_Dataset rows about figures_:
begin

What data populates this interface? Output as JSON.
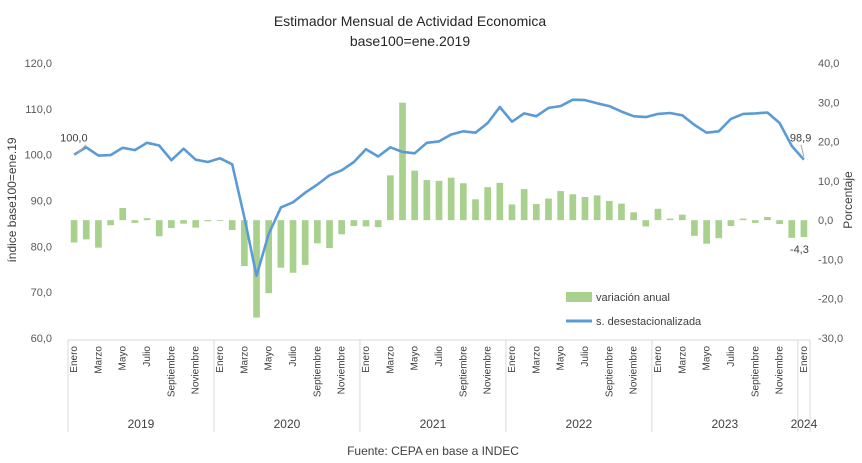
{
  "chart_data": {
    "type": "bar+line",
    "title": "Estimador Mensual de Actividad Economica",
    "subtitle": "base100=ene.2019",
    "ylabel_left": "índice base100=ene.19",
    "ylabel_right": "Porcentaje",
    "ylim_left": [
      60,
      120
    ],
    "ylim_right": [
      -30,
      40
    ],
    "left_ticks": [
      "120,0",
      "110,0",
      "100,0",
      "90,0",
      "80,0",
      "70,0",
      "60,0"
    ],
    "right_ticks": [
      "40,0",
      "30,0",
      "20,0",
      "10,0",
      "0,0",
      "-10,0",
      "-20,0",
      "-30,0"
    ],
    "grid": false,
    "legend_position": "inside-bottom-right",
    "source": "Fuente: CEPA en base a INDEC",
    "month_labels": [
      "Enero",
      "Marzo",
      "Mayo",
      "Julio",
      "Septiembre",
      "Noviembre"
    ],
    "years": [
      "2019",
      "2020",
      "2021",
      "2022",
      "2023",
      "2024"
    ],
    "months_per_year": [
      12,
      12,
      12,
      12,
      12,
      1
    ],
    "annotations": {
      "first_value": "100,0",
      "last_value": "98,9",
      "last_variation": "-4,3"
    },
    "series": [
      {
        "name": "variación anual",
        "type": "bar",
        "axis": "right",
        "color": "#a9d18e",
        "values": [
          -5.7,
          -4.9,
          -7.0,
          -1.3,
          3.1,
          -0.7,
          0.5,
          -4.1,
          -2.0,
          -0.9,
          -1.9,
          -0.3,
          -0.2,
          -2.5,
          -11.7,
          -24.8,
          -18.6,
          -12.1,
          -13.4,
          -11.4,
          -5.9,
          -7.1,
          -3.6,
          -1.5,
          -1.6,
          -1.8,
          11.4,
          29.9,
          12.6,
          10.2,
          10.0,
          10.8,
          9.4,
          5.3,
          8.4,
          9.5,
          4.0,
          7.9,
          4.1,
          5.5,
          7.4,
          6.6,
          5.9,
          6.3,
          4.9,
          4.2,
          2.0,
          -1.6,
          2.9,
          0.4,
          1.4,
          -4.0,
          -6.0,
          -4.6,
          -1.5,
          0.4,
          -0.7,
          0.8,
          -1.0,
          -4.5,
          -4.3
        ]
      },
      {
        "name": "s. desestacionalizada",
        "type": "line",
        "axis": "left",
        "color": "#5b9bd5",
        "values": [
          100.0,
          101.6,
          99.8,
          99.9,
          101.5,
          101.0,
          102.6,
          102.0,
          98.8,
          101.3,
          98.9,
          98.4,
          99.2,
          97.9,
          86.3,
          73.6,
          82.7,
          88.5,
          89.6,
          91.7,
          93.5,
          95.5,
          96.6,
          98.4,
          101.2,
          99.6,
          101.6,
          100.6,
          100.3,
          102.6,
          102.9,
          104.4,
          105.1,
          104.8,
          106.9,
          110.4,
          107.2,
          109.0,
          108.4,
          110.2,
          110.6,
          112.0,
          111.9,
          111.2,
          110.6,
          109.4,
          108.4,
          108.2,
          108.9,
          109.1,
          108.6,
          106.5,
          104.8,
          105.1,
          107.8,
          108.9,
          109.0,
          109.2,
          106.9,
          101.9,
          98.9
        ]
      }
    ]
  }
}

end

_WRITTEN INSTRUCTION_:
Transcribe all the data word for word; the images stay out.

_ANSWER TO THE TASK_:
What data populates this interface? Output as JSON.
{
  "chart_data": {
    "type": "bar+line",
    "title": "Estimador Mensual de Actividad Economica",
    "subtitle": "base100=ene.2019",
    "ylabel_left": "índice base100=ene.19",
    "ylabel_right": "Porcentaje",
    "ylim_left": [
      60,
      120
    ],
    "ylim_right": [
      -30,
      40
    ],
    "left_ticks": [
      "120,0",
      "110,0",
      "100,0",
      "90,0",
      "80,0",
      "70,0",
      "60,0"
    ],
    "right_ticks": [
      "40,0",
      "30,0",
      "20,0",
      "10,0",
      "0,0",
      "-10,0",
      "-20,0",
      "-30,0"
    ],
    "grid": false,
    "legend_position": "inside-bottom-right",
    "source": "Fuente: CEPA en base a INDEC",
    "month_labels": [
      "Enero",
      "Marzo",
      "Mayo",
      "Julio",
      "Septiembre",
      "Noviembre"
    ],
    "years": [
      "2019",
      "2020",
      "2021",
      "2022",
      "2023",
      "2024"
    ],
    "months_per_year": [
      12,
      12,
      12,
      12,
      12,
      1
    ],
    "annotations": {
      "first_value": "100,0",
      "last_value": "98,9",
      "last_variation": "-4,3"
    },
    "series": [
      {
        "name": "variación anual",
        "type": "bar",
        "axis": "right",
        "color": "#a9d18e",
        "values": [
          -5.7,
          -4.9,
          -7.0,
          -1.3,
          3.1,
          -0.7,
          0.5,
          -4.1,
          -2.0,
          -0.9,
          -1.9,
          -0.3,
          -0.2,
          -2.5,
          -11.7,
          -24.8,
          -18.6,
          -12.1,
          -13.4,
          -11.4,
          -5.9,
          -7.1,
          -3.6,
          -1.5,
          -1.6,
          -1.8,
          11.4,
          29.9,
          12.6,
          10.2,
          10.0,
          10.8,
          9.4,
          5.3,
          8.4,
          9.5,
          4.0,
          7.9,
          4.1,
          5.5,
          7.4,
          6.6,
          5.9,
          6.3,
          4.9,
          4.2,
          2.0,
          -1.6,
          2.9,
          0.4,
          1.4,
          -4.0,
          -6.0,
          -4.6,
          -1.5,
          0.4,
          -0.7,
          0.8,
          -1.0,
          -4.5,
          -4.3
        ]
      },
      {
        "name": "s. desestacionalizada",
        "type": "line",
        "axis": "left",
        "color": "#5b9bd5",
        "values": [
          100.0,
          101.6,
          99.8,
          99.9,
          101.5,
          101.0,
          102.6,
          102.0,
          98.8,
          101.3,
          98.9,
          98.4,
          99.2,
          97.9,
          86.3,
          73.6,
          82.7,
          88.5,
          89.6,
          91.7,
          93.5,
          95.5,
          96.6,
          98.4,
          101.2,
          99.6,
          101.6,
          100.6,
          100.3,
          102.6,
          102.9,
          104.4,
          105.1,
          104.8,
          106.9,
          110.4,
          107.2,
          109.0,
          108.4,
          110.2,
          110.6,
          112.0,
          111.9,
          111.2,
          110.6,
          109.4,
          108.4,
          108.2,
          108.9,
          109.1,
          108.6,
          106.5,
          104.8,
          105.1,
          107.8,
          108.9,
          109.0,
          109.2,
          106.9,
          101.9,
          98.9
        ]
      }
    ]
  }
}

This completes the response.